PROBLEM TO SOLVE: The entries below need to be written out exactly, with no pictures included.

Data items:
★ ★ ★ ★ ★ ★ ★

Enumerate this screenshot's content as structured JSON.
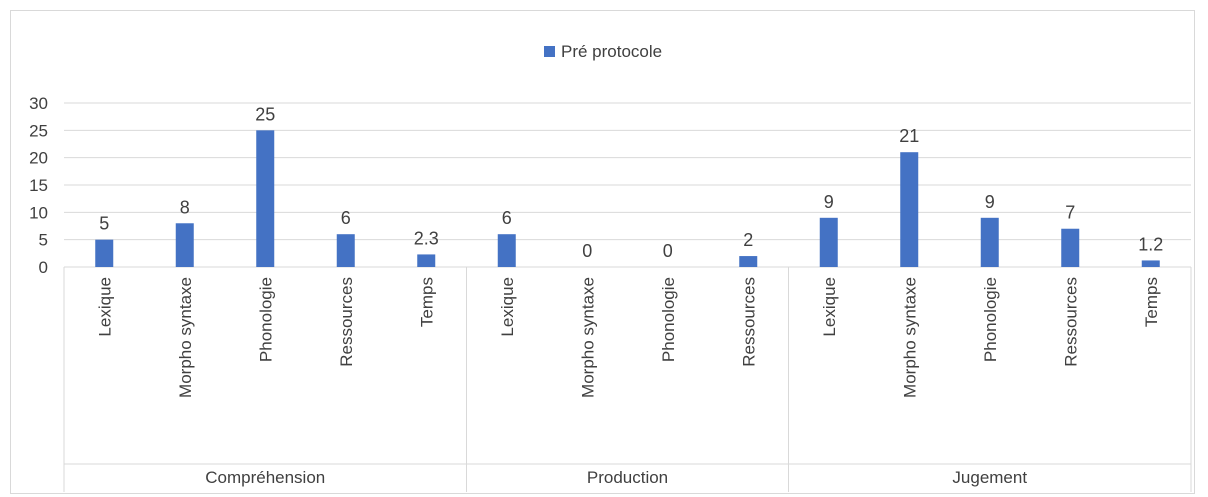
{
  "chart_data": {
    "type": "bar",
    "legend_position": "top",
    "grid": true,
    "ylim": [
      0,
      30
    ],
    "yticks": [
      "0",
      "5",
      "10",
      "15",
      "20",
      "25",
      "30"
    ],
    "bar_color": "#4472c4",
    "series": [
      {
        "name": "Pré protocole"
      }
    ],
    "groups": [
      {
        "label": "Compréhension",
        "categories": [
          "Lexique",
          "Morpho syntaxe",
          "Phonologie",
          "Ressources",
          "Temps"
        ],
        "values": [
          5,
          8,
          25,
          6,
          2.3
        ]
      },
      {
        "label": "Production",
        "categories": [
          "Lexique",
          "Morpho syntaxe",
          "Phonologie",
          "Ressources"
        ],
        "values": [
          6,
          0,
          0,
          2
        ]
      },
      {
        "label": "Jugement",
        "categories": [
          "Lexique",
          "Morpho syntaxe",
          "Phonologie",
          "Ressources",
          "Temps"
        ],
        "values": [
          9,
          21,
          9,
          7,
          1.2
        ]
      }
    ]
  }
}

★ ★ ★ ★ ★ ★ ★

SOLVED PROBLEM:
Enumerate this screenshot's content as structured JSON.
{
  "chart_data": {
    "type": "bar",
    "legend_position": "top",
    "grid": true,
    "ylim": [
      0,
      30
    ],
    "yticks": [
      "0",
      "5",
      "10",
      "15",
      "20",
      "25",
      "30"
    ],
    "bar_color": "#4472c4",
    "series": [
      {
        "name": "Pré protocole"
      }
    ],
    "groups": [
      {
        "label": "Compréhension",
        "categories": [
          "Lexique",
          "Morpho syntaxe",
          "Phonologie",
          "Ressources",
          "Temps"
        ],
        "values": [
          5,
          8,
          25,
          6,
          2.3
        ]
      },
      {
        "label": "Production",
        "categories": [
          "Lexique",
          "Morpho syntaxe",
          "Phonologie",
          "Ressources"
        ],
        "values": [
          6,
          0,
          0,
          2
        ]
      },
      {
        "label": "Jugement",
        "categories": [
          "Lexique",
          "Morpho syntaxe",
          "Phonologie",
          "Ressources",
          "Temps"
        ],
        "values": [
          9,
          21,
          9,
          7,
          1.2
        ]
      }
    ]
  }
}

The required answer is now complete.